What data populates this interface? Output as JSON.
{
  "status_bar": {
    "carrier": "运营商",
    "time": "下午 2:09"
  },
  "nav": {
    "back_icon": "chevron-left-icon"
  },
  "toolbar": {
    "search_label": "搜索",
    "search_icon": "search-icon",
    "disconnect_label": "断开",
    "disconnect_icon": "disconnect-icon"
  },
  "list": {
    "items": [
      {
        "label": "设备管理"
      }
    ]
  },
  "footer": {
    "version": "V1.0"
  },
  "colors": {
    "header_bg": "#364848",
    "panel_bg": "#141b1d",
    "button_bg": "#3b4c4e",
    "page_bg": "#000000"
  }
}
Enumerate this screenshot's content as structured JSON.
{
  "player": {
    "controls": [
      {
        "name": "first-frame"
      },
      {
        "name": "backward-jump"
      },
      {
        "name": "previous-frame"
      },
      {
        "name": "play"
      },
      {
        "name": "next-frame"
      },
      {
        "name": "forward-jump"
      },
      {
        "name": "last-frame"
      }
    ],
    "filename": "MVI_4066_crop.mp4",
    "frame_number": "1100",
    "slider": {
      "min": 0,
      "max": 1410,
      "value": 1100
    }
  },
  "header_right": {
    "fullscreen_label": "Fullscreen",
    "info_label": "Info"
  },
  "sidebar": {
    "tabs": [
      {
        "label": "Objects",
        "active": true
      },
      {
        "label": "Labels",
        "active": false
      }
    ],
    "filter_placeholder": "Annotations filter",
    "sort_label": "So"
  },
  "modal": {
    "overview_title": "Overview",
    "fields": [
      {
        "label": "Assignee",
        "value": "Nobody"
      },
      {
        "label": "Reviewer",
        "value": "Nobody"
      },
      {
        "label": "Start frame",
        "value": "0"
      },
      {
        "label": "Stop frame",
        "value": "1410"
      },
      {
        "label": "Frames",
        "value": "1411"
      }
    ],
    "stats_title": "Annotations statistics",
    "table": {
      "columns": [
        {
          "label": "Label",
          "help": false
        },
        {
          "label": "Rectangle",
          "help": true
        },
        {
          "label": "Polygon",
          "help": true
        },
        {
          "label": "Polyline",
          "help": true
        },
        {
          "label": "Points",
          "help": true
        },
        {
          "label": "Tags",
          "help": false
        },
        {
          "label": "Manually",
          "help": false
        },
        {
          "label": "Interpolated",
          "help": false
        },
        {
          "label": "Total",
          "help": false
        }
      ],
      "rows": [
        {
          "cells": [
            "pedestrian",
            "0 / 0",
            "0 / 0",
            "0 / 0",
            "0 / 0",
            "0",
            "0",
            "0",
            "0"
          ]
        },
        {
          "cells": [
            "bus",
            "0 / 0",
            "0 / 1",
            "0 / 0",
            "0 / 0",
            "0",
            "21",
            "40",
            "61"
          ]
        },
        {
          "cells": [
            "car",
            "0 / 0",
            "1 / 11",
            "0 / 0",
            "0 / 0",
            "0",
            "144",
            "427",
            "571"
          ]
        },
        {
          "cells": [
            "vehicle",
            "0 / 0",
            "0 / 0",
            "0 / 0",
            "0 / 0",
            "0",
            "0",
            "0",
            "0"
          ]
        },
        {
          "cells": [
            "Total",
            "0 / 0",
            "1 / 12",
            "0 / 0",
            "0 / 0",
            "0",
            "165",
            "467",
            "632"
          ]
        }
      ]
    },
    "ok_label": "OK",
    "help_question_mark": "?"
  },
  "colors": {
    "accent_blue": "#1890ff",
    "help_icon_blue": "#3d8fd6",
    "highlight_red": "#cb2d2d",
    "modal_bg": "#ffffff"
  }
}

+ + + + + + +

# Exercise goal
Copy out the whole listing exactly; please set it all down.

# Solution to this exercise
What data populates this interface? Output as JSON.
{
  "status_bar": {
    "carrier": "运营商",
    "time": "下午 2:09"
  },
  "nav": {
    "back_icon": "chevron-left-icon"
  },
  "toolbar": {
    "search_label": "搜索",
    "search_icon": "search-icon",
    "disconnect_label": "断开",
    "disconnect_icon": "disconnect-icon"
  },
  "list": {
    "items": [
      {
        "label": "设备管理"
      }
    ]
  },
  "footer": {
    "version": "V1.0"
  },
  "colors": {
    "header_bg": "#364848",
    "panel_bg": "#141b1d",
    "button_bg": "#3b4c4e",
    "page_bg": "#000000"
  }
}
Enumerate this screenshot's content as structured JSON.
{
  "player": {
    "controls": [
      {
        "name": "first-frame"
      },
      {
        "name": "backward-jump"
      },
      {
        "name": "previous-frame"
      },
      {
        "name": "play"
      },
      {
        "name": "next-frame"
      },
      {
        "name": "forward-jump"
      },
      {
        "name": "last-frame"
      }
    ],
    "filename": "MVI_4066_crop.mp4",
    "frame_number": "1100",
    "slider": {
      "min": 0,
      "max": 1410,
      "value": 1100
    }
  },
  "header_right": {
    "fullscreen_label": "Fullscreen",
    "info_label": "Info"
  },
  "sidebar": {
    "tabs": [
      {
        "label": "Objects",
        "active": true
      },
      {
        "label": "Labels",
        "active": false
      }
    ],
    "filter_placeholder": "Annotations filter",
    "sort_label": "So"
  },
  "modal": {
    "overview_title": "Overview",
    "fields": [
      {
        "label": "Assignee",
        "value": "Nobody"
      },
      {
        "label": "Reviewer",
        "value": "Nobody"
      },
      {
        "label": "Start frame",
        "value": "0"
      },
      {
        "label": "Stop frame",
        "value": "1410"
      },
      {
        "label": "Frames",
        "value": "1411"
      }
    ],
    "stats_title": "Annotations statistics",
    "table": {
      "columns": [
        {
          "label": "Label",
          "help": false
        },
        {
          "label": "Rectangle",
          "help": true
        },
        {
          "label": "Polygon",
          "help": true
        },
        {
          "label": "Polyline",
          "help": true
        },
        {
          "label": "Points",
          "help": true
        },
        {
          "label": "Tags",
          "help": false
        },
        {
          "label": "Manually",
          "help": false
        },
        {
          "label": "Interpolated",
          "help": false
        },
        {
          "label": "Total",
          "help": false
        }
      ],
      "rows": [
        {
          "cells": [
            "pedestrian",
            "0 / 0",
            "0 / 0",
            "0 / 0",
            "0 / 0",
            "0",
            "0",
            "0",
            "0"
          ]
        },
        {
          "cells": [
            "bus",
            "0 / 0",
            "0 / 1",
            "0 / 0",
            "0 / 0",
            "0",
            "21",
            "40",
            "61"
          ]
        },
        {
          "cells": [
            "car",
            "0 / 0",
            "1 / 11",
            "0 / 0",
            "0 / 0",
            "0",
            "144",
            "427",
            "571"
          ]
        },
        {
          "cells": [
            "vehicle",
            "0 / 0",
            "0 / 0",
            "0 / 0",
            "0 / 0",
            "0",
            "0",
            "0",
            "0"
          ]
        },
        {
          "cells": [
            "Total",
            "0 / 0",
            "1 / 12",
            "0 / 0",
            "0 / 0",
            "0",
            "165",
            "467",
            "632"
          ]
        }
      ]
    },
    "ok_label": "OK",
    "help_question_mark": "?"
  },
  "colors": {
    "accent_blue": "#1890ff",
    "help_icon_blue": "#3d8fd6",
    "highlight_red": "#cb2d2d",
    "modal_bg": "#ffffff"
  }
}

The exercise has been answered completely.